-- Exercise details --
Produce an exact transcription of the listing below, omitting the pictures.

*-*-*

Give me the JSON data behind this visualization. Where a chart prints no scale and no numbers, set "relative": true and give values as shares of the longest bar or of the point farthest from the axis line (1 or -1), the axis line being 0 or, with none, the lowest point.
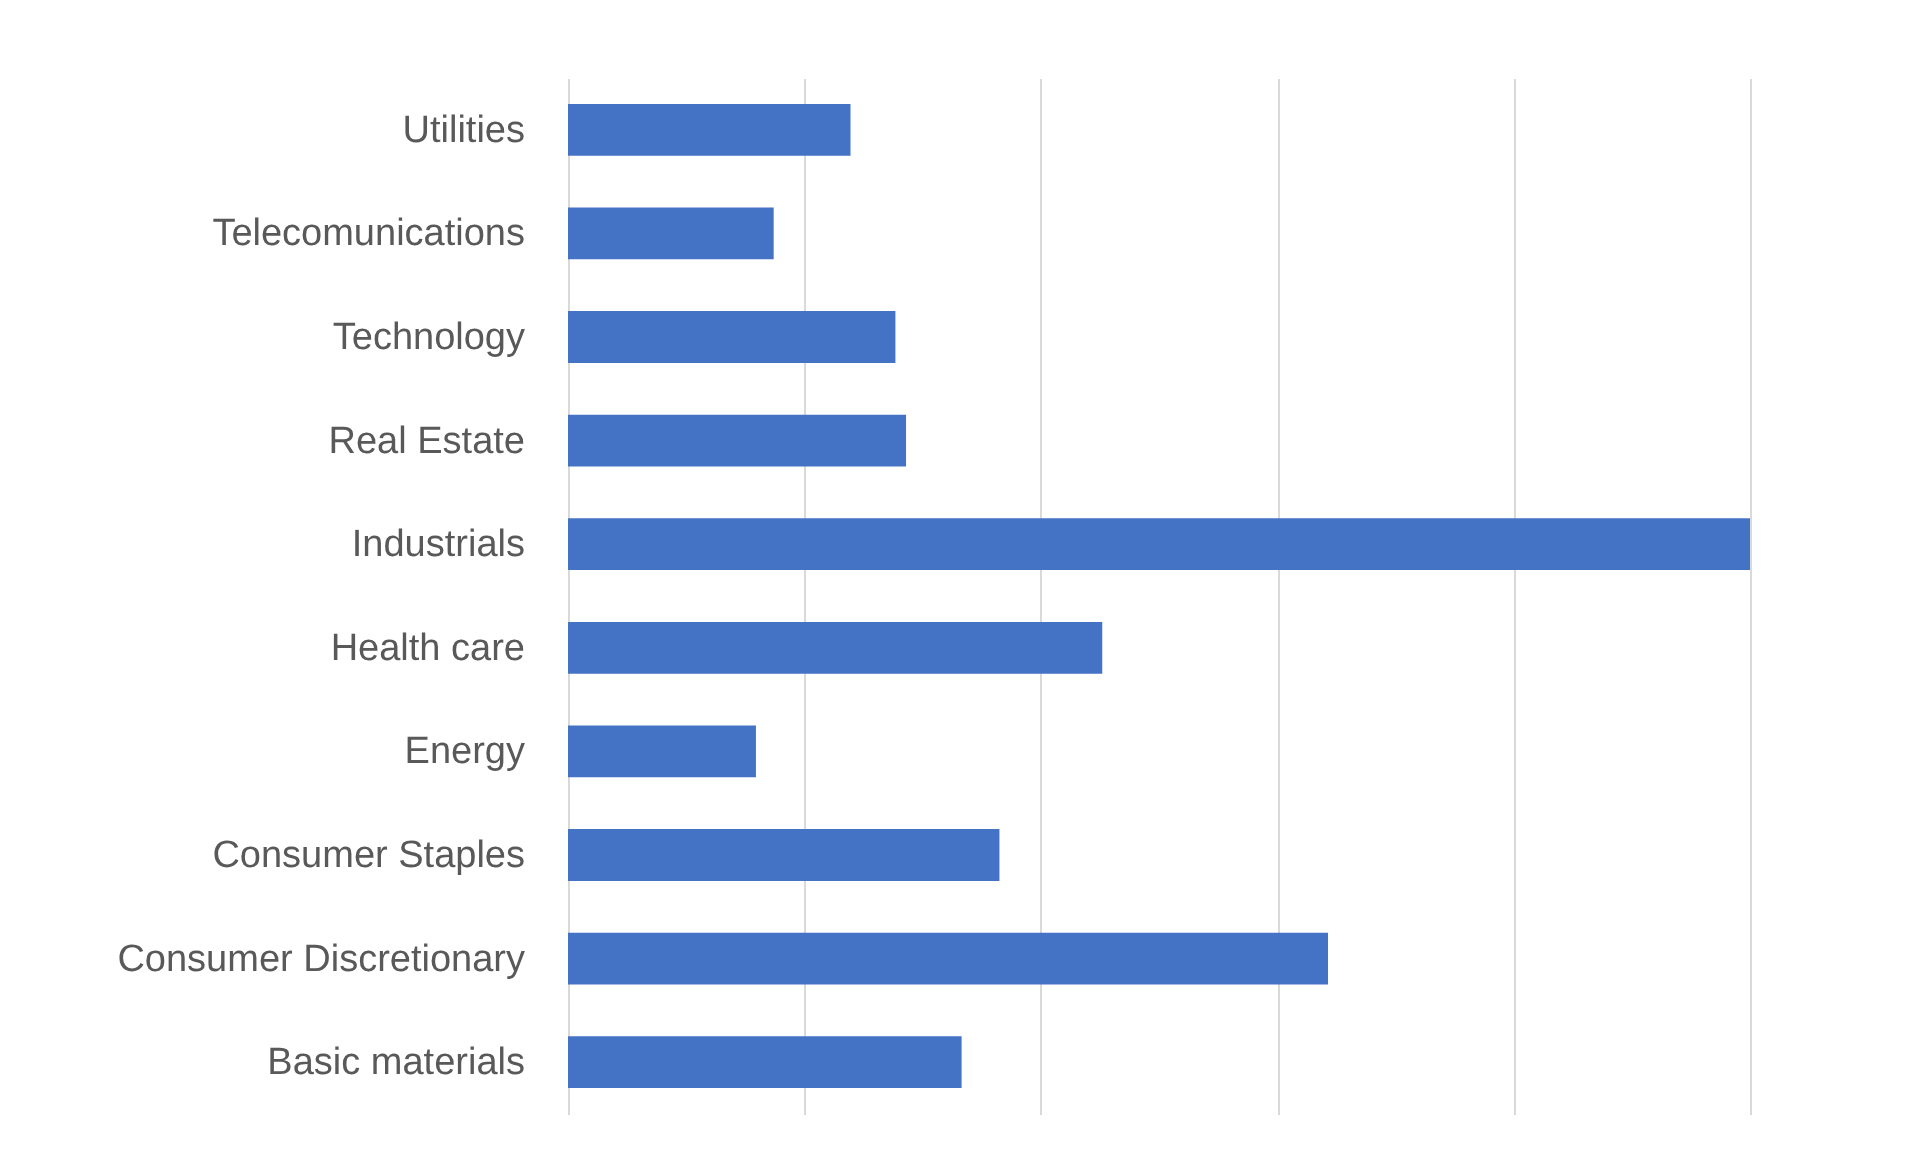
{
  "chart_data": {
    "type": "bar",
    "orientation": "horizontal",
    "relative": true,
    "grid": "x",
    "color": "#4472c4",
    "categories": [
      "Utilities",
      "Telecomunications",
      "Technology",
      "Real Estate",
      "Industrials",
      "Health care",
      "Energy",
      "Consumer Staples",
      "Consumer Discretionary",
      "Basic materials"
    ],
    "values": [
      0.239,
      0.174,
      0.277,
      0.286,
      1,
      0.452,
      0.159,
      0.365,
      0.643,
      0.333
    ]
  }
}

*-*-*

-- Result --
Give me the JSON data behind this visualization. Where a chart prints no scale and no numbers, set "relative": true and give values as shares of the longest bar or of the point farthest from the axis line (1 or -1), the axis line being 0 or, with none, the lowest point.
{
  "chart_data": {
    "type": "bar",
    "orientation": "horizontal",
    "relative": true,
    "grid": "x",
    "color": "#4472c4",
    "categories": [
      "Utilities",
      "Telecomunications",
      "Technology",
      "Real Estate",
      "Industrials",
      "Health care",
      "Energy",
      "Consumer Staples",
      "Consumer Discretionary",
      "Basic materials"
    ],
    "values": [
      0.239,
      0.174,
      0.277,
      0.286,
      1,
      0.452,
      0.159,
      0.365,
      0.643,
      0.333
    ]
  }
}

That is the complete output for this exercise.